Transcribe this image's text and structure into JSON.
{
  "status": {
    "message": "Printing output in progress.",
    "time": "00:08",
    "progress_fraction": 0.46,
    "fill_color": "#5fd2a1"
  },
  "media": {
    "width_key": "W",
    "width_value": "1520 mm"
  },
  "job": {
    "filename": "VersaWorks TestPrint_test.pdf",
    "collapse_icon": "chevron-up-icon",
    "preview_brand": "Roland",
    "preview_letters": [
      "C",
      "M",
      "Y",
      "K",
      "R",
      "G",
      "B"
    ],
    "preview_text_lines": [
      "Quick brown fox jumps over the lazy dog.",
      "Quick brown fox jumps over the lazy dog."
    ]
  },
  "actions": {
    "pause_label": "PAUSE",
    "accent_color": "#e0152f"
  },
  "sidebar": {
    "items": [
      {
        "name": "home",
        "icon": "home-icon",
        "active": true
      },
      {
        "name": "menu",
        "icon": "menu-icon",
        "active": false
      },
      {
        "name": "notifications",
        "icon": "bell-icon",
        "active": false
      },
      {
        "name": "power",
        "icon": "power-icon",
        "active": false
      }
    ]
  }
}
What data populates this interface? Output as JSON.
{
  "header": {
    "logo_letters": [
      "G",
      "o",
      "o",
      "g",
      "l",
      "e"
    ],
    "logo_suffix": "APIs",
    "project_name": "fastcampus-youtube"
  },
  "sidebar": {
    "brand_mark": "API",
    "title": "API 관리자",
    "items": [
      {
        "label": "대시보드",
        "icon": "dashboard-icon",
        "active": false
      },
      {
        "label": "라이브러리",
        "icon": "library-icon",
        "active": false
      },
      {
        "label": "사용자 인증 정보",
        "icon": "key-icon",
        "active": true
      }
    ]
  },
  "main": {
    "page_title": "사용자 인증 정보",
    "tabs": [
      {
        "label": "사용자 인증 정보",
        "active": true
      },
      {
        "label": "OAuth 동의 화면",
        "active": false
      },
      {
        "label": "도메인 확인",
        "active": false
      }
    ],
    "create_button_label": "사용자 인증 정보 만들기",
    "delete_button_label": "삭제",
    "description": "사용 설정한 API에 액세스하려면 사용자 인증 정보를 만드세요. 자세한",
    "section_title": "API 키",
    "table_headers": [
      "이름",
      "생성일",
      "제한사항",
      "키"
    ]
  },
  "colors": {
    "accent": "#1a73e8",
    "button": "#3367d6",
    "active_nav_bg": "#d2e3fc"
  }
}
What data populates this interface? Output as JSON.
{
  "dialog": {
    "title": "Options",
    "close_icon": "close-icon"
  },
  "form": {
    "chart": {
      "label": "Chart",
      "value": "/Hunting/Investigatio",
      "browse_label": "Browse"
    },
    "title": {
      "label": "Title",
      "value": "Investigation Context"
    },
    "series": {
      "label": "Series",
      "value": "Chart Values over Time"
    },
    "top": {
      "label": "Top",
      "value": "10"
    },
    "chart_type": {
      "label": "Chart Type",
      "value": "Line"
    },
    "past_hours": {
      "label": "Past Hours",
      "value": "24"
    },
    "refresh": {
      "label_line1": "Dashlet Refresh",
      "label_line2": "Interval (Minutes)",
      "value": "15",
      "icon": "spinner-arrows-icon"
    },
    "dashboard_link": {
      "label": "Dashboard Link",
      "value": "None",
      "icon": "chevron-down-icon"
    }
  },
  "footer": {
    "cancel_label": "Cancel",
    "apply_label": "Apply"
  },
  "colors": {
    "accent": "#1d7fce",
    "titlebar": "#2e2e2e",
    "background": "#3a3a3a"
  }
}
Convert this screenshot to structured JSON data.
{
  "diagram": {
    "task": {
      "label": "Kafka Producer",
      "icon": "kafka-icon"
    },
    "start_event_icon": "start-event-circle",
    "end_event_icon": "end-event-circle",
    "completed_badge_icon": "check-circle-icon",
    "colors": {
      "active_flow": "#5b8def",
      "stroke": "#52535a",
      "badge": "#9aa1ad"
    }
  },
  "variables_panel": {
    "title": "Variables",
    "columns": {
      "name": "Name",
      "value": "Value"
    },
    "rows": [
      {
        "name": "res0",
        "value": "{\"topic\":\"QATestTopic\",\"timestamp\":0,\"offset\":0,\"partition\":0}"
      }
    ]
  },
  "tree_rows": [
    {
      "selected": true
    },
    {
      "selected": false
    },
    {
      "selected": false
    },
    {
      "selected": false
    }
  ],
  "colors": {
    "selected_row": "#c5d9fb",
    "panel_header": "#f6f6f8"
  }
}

----------------

§ Requirement
Reproduce nothing but the lines from the line containing "Convert this screenshot" to the last line of the data, each exactly as written.

§ Result of the task
Convert this screenshot to structured JSON data.
{
  "diagram": {
    "task": {
      "label": "Kafka Producer",
      "icon": "kafka-icon"
    },
    "start_event_icon": "start-event-circle",
    "end_event_icon": "end-event-circle",
    "completed_badge_icon": "check-circle-icon",
    "colors": {
      "active_flow": "#5b8def",
      "stroke": "#52535a",
      "badge": "#9aa1ad"
    }
  },
  "variables_panel": {
    "title": "Variables",
    "columns": {
      "name": "Name",
      "value": "Value"
    },
    "rows": [
      {
        "name": "res0",
        "value": "{\"topic\":\"QATestTopic\",\"timestamp\":0,\"offset\":0,\"partition\":0}"
      }
    ]
  },
  "tree_rows": [
    {
      "selected": true
    },
    {
      "selected": false
    },
    {
      "selected": false
    },
    {
      "selected": false
    }
  ],
  "colors": {
    "selected_row": "#c5d9fb",
    "panel_header": "#f6f6f8"
  }
}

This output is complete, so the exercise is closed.